SUPPLIED TEXT
- Opening Delimiter -
Evidence increasingly shows that providing donor breast milk to premature, vulnerable, or low birth weight infants who cannot access their mothers’ milk leads to better outcomes compared with formula.
The milk often comes from milk banks, which recruit donors, collect their milk, and process, screen, and store it before distributing it to infants in need — with the goal of providing a bridge to breastfeeding.
There is inequity in the milk banking system, particularly in low- and middle-income countries and regions such as sub-Saharan Africa, where demand outweighs supply and newborns are 10 times more likely to die compared with infants in high-income countries.
PATH has worked on technology solutions to solve these inequities. For example, it has developed an app to guide flash-heat pasteurization, a simple method of manually killing bacteria in breast milk.
More recently, the NGO has been developing a digital tool to support data-driven decision-making related to lactation and breastfeeding, infant feeding and diet, and the use of donor milk.
- Closing Delimiter -
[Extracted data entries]
- Opening Delimiter -
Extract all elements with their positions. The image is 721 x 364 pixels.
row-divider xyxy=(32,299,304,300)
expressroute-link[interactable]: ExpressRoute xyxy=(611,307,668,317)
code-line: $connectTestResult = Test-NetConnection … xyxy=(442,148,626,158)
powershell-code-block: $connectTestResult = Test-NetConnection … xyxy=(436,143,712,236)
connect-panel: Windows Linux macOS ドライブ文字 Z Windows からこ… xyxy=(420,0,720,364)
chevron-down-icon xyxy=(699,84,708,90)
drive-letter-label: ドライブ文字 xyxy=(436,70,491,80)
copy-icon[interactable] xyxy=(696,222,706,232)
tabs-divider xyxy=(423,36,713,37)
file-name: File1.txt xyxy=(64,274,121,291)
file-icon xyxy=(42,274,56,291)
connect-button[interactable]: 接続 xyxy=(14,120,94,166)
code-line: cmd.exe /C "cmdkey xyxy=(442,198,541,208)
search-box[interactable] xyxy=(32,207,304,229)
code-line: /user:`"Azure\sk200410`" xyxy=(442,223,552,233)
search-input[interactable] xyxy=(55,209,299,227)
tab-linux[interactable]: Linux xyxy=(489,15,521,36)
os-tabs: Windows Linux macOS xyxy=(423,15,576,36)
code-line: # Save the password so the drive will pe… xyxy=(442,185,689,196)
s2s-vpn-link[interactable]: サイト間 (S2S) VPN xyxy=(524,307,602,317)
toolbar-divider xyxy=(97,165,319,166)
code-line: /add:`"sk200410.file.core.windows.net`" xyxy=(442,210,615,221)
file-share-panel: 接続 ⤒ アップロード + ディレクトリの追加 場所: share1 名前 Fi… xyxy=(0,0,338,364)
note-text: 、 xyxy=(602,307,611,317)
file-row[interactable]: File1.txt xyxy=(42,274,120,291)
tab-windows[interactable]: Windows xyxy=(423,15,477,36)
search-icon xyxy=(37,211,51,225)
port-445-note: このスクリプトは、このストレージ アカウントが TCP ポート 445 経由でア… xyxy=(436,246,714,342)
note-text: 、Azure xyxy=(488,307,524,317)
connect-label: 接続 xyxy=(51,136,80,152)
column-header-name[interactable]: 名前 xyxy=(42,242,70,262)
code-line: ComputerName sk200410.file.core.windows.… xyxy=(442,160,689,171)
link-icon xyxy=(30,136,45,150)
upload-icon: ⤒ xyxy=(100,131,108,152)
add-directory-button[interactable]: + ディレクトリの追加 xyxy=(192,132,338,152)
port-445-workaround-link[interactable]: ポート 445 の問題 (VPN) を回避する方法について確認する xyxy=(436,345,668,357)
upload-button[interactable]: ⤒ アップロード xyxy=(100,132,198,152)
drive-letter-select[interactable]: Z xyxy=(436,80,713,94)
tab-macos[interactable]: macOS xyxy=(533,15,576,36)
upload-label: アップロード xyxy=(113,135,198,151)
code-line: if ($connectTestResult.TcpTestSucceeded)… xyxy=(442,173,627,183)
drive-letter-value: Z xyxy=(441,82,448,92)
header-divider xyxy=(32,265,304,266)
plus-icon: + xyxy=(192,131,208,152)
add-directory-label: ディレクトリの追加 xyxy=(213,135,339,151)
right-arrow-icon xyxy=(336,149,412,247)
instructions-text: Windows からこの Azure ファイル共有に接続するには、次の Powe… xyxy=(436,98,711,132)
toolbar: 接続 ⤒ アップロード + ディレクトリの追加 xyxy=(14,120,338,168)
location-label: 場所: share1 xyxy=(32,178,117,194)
- Closing Delimiter -
SET OF TASKS
• 1. Rewrite the part of the passage on donor breast milk that opens with the words containing "Evidence increasingly shows" and closes with "in high-income countries.", replacing "premature" with "preterm".
• 2. Answer these questions using the passage on donor breast milk:
(a) What does the app developed by PATH guide?
(b) How many times more likely are newborns in regions such as sub-Saharan Africa to die compared with infants in high-income countries?
(c) What goal do milk banks have when distributing milk to infants in need?
• 3. Carry the passage on donor breast milk further, picking up after its final sentence.

PER-TASK ANSWERS
• 1.
Evidence increasingly shows that providing donor breast milk to preterm, vulnerable, or low birth weight infants who cannot access their mothers’ milk leads to better outcomes compared with formula.
The milk often comes from milk banks, which recruit donors, collect their milk, and process, screen, and store it before distributing it to infants in need — with the goal of providing a bridge to breastfeeding.
There is inequity in the milk banking system, particularly in low- and middle-income countries and regions such as sub-Saharan Africa, where demand outweighs supply and newborns are 10 times more likely to die compared with infants in high-income countries.

• 2.
(a) Flash-heat pasteurization.
(b) 10 times.
(c) Providing a bridge to breastfeeding.

• 3.
But over time, leaders at PATH realized that the barriers to scaling up safe milk banking in low- and middle-income countries extended far beyond technology.
“The entire field needs innovations,” said Kiersten Israel-Ballard, who leads the human milk initiative at PATH, adding that this includes “developing guidance and standards, advocacy, generating evidence.”
PATH has been involved in efforts to share best practices in milk banking from place to place. For example, it organized a learning exchange in 2015 that brought technical experts from India to Brazil. The exchange was one factor in the eventual formation of an association for India’s milk banks.